------ Exercise materials

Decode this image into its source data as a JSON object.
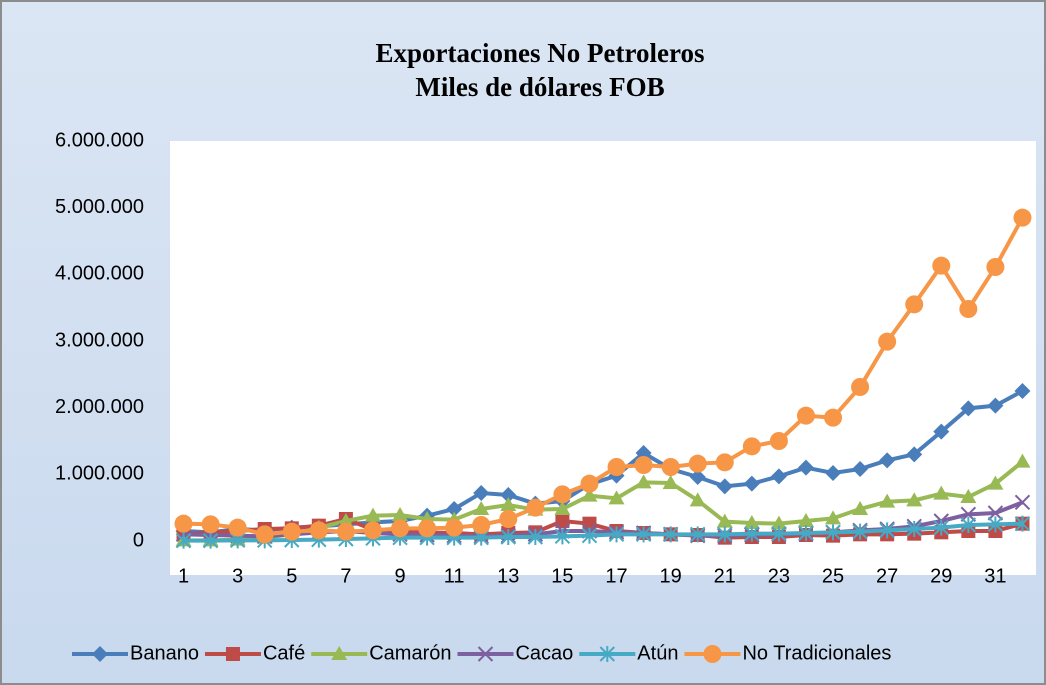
{
  "chart_data": {
    "type": "line",
    "title": "Exportaciones No Petroleros",
    "subtitle": "Miles de dólares FOB",
    "categories": [
      "1",
      null,
      "3",
      null,
      "5",
      null,
      "7",
      null,
      "9",
      null,
      "11",
      null,
      "13",
      null,
      "15",
      null,
      "17",
      null,
      "19",
      null,
      "21",
      null,
      "23",
      null,
      "25",
      null,
      "27",
      null,
      "29",
      null,
      "31",
      null
    ],
    "ylim": [
      0,
      6000000
    ],
    "yticks": [
      0,
      {
        "value": 1000000,
        "label": "1.000.000"
      },
      {
        "value": 2000000,
        "label": "2.000.000"
      },
      {
        "value": 3000000,
        "label": "3.000.000"
      },
      {
        "value": 4000000,
        "label": "4.000.000"
      },
      {
        "value": 5000000,
        "label": "5.000.000"
      },
      {
        "value": 6000000,
        "label": "6.000.000"
      }
    ],
    "legend": "bottom",
    "series": [
      {
        "name": "Banano",
        "color": "#4a7ebb",
        "marker": "diamond",
        "values": [
          150000,
          130000,
          180000,
          160000,
          200000,
          220000,
          250000,
          280000,
          300000,
          380000,
          480000,
          720000,
          690000,
          560000,
          600000,
          850000,
          980000,
          1320000,
          1080000,
          960000,
          820000,
          860000,
          970000,
          1100000,
          1020000,
          1080000,
          1210000,
          1300000,
          1640000,
          1990000,
          2030000,
          2250000
        ]
      },
      {
        "name": "Café",
        "color": "#be4b48",
        "marker": "square",
        "values": [
          100000,
          130000,
          150000,
          180000,
          190000,
          230000,
          330000,
          170000,
          150000,
          130000,
          120000,
          100000,
          120000,
          130000,
          300000,
          260000,
          150000,
          120000,
          100000,
          90000,
          50000,
          60000,
          60000,
          90000,
          80000,
          100000,
          100000,
          110000,
          130000,
          150000,
          150000,
          260000
        ]
      },
      {
        "name": "Camarón",
        "color": "#98b954",
        "marker": "triangle",
        "values": [
          10000,
          10000,
          20000,
          50000,
          100000,
          200000,
          300000,
          380000,
          390000,
          330000,
          320000,
          480000,
          540000,
          470000,
          480000,
          680000,
          640000,
          880000,
          870000,
          610000,
          290000,
          270000,
          260000,
          300000,
          340000,
          480000,
          590000,
          610000,
          710000,
          660000,
          860000,
          1190000
        ]
      },
      {
        "name": "Cacao",
        "color": "#7d60a0",
        "marker": "x",
        "values": [
          100000,
          90000,
          80000,
          70000,
          100000,
          130000,
          150000,
          120000,
          100000,
          90000,
          80000,
          70000,
          80000,
          100000,
          150000,
          150000,
          130000,
          120000,
          100000,
          80000,
          80000,
          90000,
          100000,
          110000,
          130000,
          160000,
          180000,
          220000,
          300000,
          400000,
          420000,
          580000
        ]
      },
      {
        "name": "Atún",
        "color": "#46aac5",
        "marker": "star",
        "values": [
          5000,
          5000,
          10000,
          10000,
          15000,
          20000,
          30000,
          40000,
          50000,
          50000,
          50000,
          50000,
          60000,
          60000,
          70000,
          80000,
          100000,
          100000,
          100000,
          100000,
          100000,
          110000,
          110000,
          120000,
          130000,
          140000,
          160000,
          180000,
          200000,
          240000,
          250000,
          260000
        ]
      },
      {
        "name": "No Tradicionales",
        "color": "#f79646",
        "marker": "circle",
        "values": [
          260000,
          250000,
          200000,
          100000,
          140000,
          160000,
          140000,
          160000,
          190000,
          190000,
          200000,
          240000,
          330000,
          500000,
          700000,
          860000,
          1110000,
          1140000,
          1110000,
          1160000,
          1180000,
          1420000,
          1500000,
          1880000,
          1850000,
          2310000,
          2990000,
          3550000,
          4130000,
          3480000,
          4110000,
          4850000
        ]
      }
    ]
  }
}
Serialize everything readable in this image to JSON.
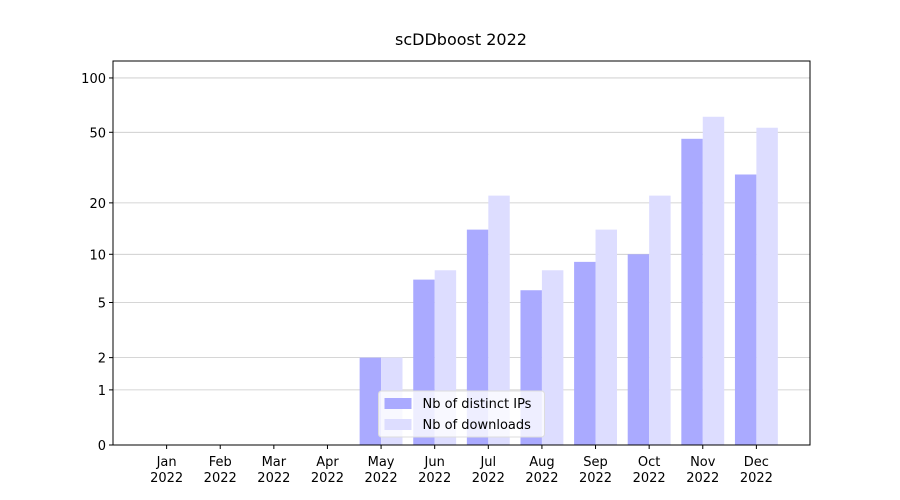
{
  "chart_data": {
    "type": "bar",
    "title": "scDDboost 2022",
    "categories": [
      "Jan\n2022",
      "Feb\n2022",
      "Mar\n2022",
      "Apr\n2022",
      "May\n2022",
      "Jun\n2022",
      "Jul\n2022",
      "Aug\n2022",
      "Sep\n2022",
      "Oct\n2022",
      "Nov\n2022",
      "Dec\n2022"
    ],
    "series": [
      {
        "name": "Nb of distinct IPs",
        "color": "#aaaaff",
        "values": [
          0,
          0,
          0,
          0,
          2,
          7,
          14,
          6,
          9,
          10,
          46,
          29
        ]
      },
      {
        "name": "Nb of downloads",
        "color": "#ddddff",
        "values": [
          0,
          0,
          0,
          0,
          2,
          8,
          22,
          8,
          14,
          22,
          61,
          53
        ]
      }
    ],
    "yscale": "log1p",
    "ylim": [
      0,
      124
    ],
    "yticks": [
      0,
      1,
      2,
      5,
      10,
      20,
      50,
      100
    ],
    "grid": true,
    "legend": "lower center"
  }
}
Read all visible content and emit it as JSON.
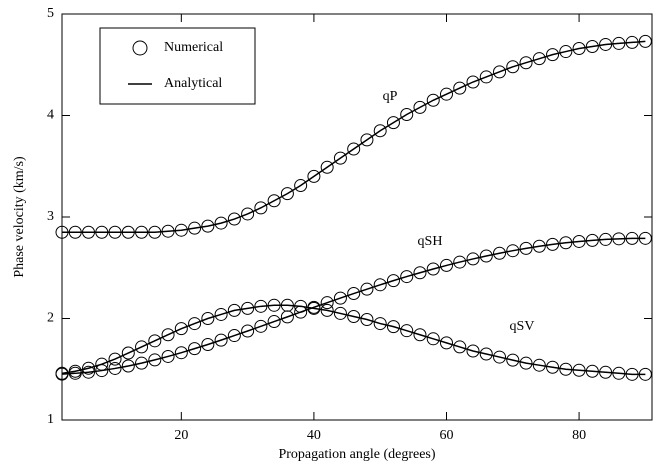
{
  "chart_data": {
    "type": "line",
    "xlabel": "Propagation angle (degrees)",
    "ylabel": "Phase velocity (km/s)",
    "legend": [
      "Numerical",
      "Analytical"
    ],
    "legend_position": "upper left",
    "x": [
      2,
      4,
      6,
      8,
      10,
      12,
      14,
      16,
      18,
      20,
      22,
      24,
      26,
      28,
      30,
      32,
      34,
      36,
      38,
      40,
      42,
      44,
      46,
      48,
      50,
      52,
      54,
      56,
      58,
      60,
      62,
      64,
      66,
      68,
      70,
      72,
      74,
      76,
      78,
      80,
      82,
      84,
      86,
      88,
      90
    ],
    "series": [
      {
        "name": "qP",
        "color": "#000000",
        "values": [
          2.85,
          2.85,
          2.85,
          2.85,
          2.85,
          2.85,
          2.85,
          2.85,
          2.86,
          2.87,
          2.89,
          2.91,
          2.94,
          2.98,
          3.03,
          3.09,
          3.16,
          3.23,
          3.31,
          3.4,
          3.49,
          3.58,
          3.67,
          3.76,
          3.85,
          3.93,
          4.01,
          4.08,
          4.15,
          4.21,
          4.27,
          4.33,
          4.38,
          4.43,
          4.48,
          4.52,
          4.56,
          4.6,
          4.63,
          4.66,
          4.68,
          4.7,
          4.71,
          4.72,
          4.73
        ]
      },
      {
        "name": "qSH",
        "color": "#000000",
        "values": [
          1.452,
          1.46,
          1.471,
          1.487,
          1.508,
          1.532,
          1.56,
          1.592,
          1.626,
          1.663,
          1.703,
          1.744,
          1.787,
          1.832,
          1.877,
          1.923,
          1.97,
          2.016,
          2.063,
          2.11,
          2.156,
          2.201,
          2.246,
          2.289,
          2.332,
          2.373,
          2.413,
          2.451,
          2.488,
          2.523,
          2.556,
          2.587,
          2.616,
          2.643,
          2.668,
          2.691,
          2.712,
          2.73,
          2.746,
          2.759,
          2.77,
          2.779,
          2.785,
          2.789,
          2.79
        ]
      },
      {
        "name": "qSV",
        "color": "#000000",
        "values": [
          1.46,
          1.48,
          1.51,
          1.55,
          1.6,
          1.66,
          1.72,
          1.78,
          1.84,
          1.9,
          1.95,
          2.0,
          2.04,
          2.08,
          2.1,
          2.12,
          2.13,
          2.13,
          2.12,
          2.1,
          2.08,
          2.05,
          2.02,
          1.99,
          1.95,
          1.92,
          1.88,
          1.84,
          1.8,
          1.76,
          1.72,
          1.68,
          1.65,
          1.62,
          1.59,
          1.56,
          1.54,
          1.52,
          1.5,
          1.49,
          1.48,
          1.47,
          1.46,
          1.45,
          1.45
        ]
      }
    ],
    "xlim": [
      2,
      91
    ],
    "xticks": [
      20,
      40,
      60,
      80
    ],
    "ylim": [
      1,
      5
    ],
    "yticks": [
      1,
      2,
      3,
      4,
      5
    ]
  }
}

------------

[What you will do]: Report the number of lines in the listing above that include the word "color", and nothing else.

[Answer to the exercise]: 11